WORK TO BE COMPLETED — Copy the data exactly; pictures stay out of the copy.

(Data items)
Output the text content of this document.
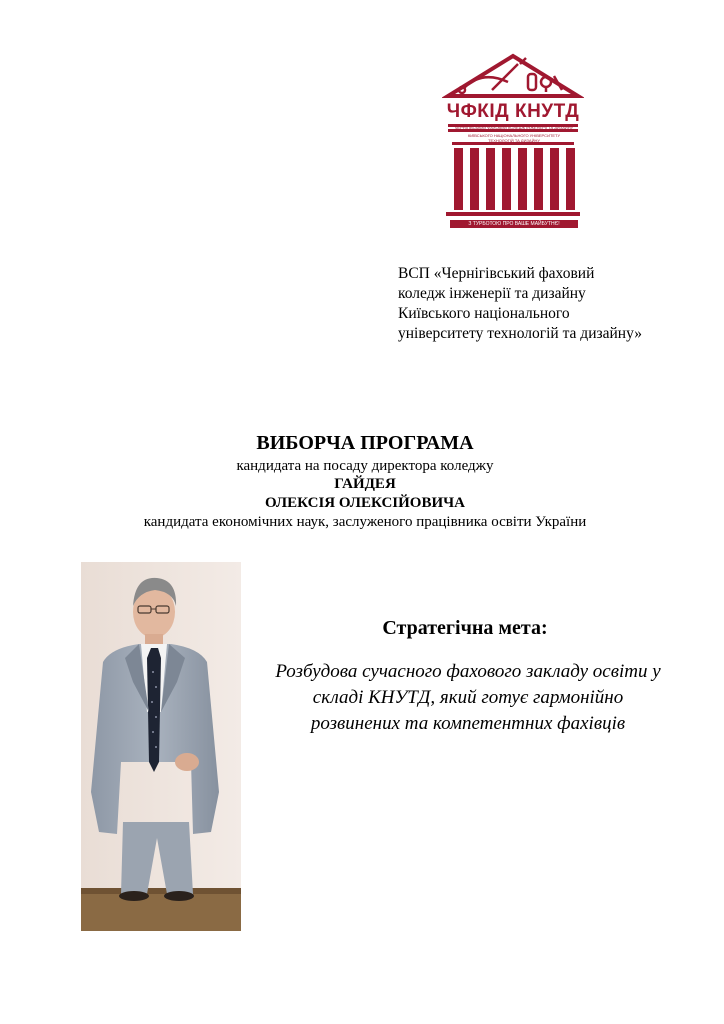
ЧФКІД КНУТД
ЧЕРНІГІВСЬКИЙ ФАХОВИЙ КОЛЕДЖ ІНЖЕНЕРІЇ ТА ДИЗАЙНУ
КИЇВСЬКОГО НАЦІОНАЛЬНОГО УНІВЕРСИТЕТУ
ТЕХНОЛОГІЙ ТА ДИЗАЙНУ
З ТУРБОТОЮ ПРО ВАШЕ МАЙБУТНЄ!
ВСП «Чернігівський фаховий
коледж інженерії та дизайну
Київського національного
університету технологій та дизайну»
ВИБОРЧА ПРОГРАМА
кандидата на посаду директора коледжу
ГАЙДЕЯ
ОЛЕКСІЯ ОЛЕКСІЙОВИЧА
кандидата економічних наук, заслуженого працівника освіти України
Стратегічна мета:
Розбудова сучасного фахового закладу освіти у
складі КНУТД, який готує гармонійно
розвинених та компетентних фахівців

EXPECTED OUTPUT —
Output the text content of this document.
ЧФКІД КНУТД
ЧЕРНІГІВСЬКИЙ ФАХОВИЙ КОЛЕДЖ ІНЖЕНЕРІЇ ТА ДИЗАЙНУ
КИЇВСЬКОГО НАЦІОНАЛЬНОГО УНІВЕРСИТЕТУ
ТЕХНОЛОГІЙ ТА ДИЗАЙНУ
З ТУРБОТОЮ ПРО ВАШЕ МАЙБУТНЄ!
ВСП «Чернігівський фаховий
коледж інженерії та дизайну
Київського національного
університету технологій та дизайну»
ВИБОРЧА ПРОГРАМА
кандидата на посаду директора коледжу
ГАЙДЕЯ
ОЛЕКСІЯ ОЛЕКСІЙОВИЧА
кандидата економічних наук, заслуженого працівника освіти України
Стратегічна мета:
Розбудова сучасного фахового закладу освіти у
складі КНУТД, який готує гармонійно
розвинених та компетентних фахівців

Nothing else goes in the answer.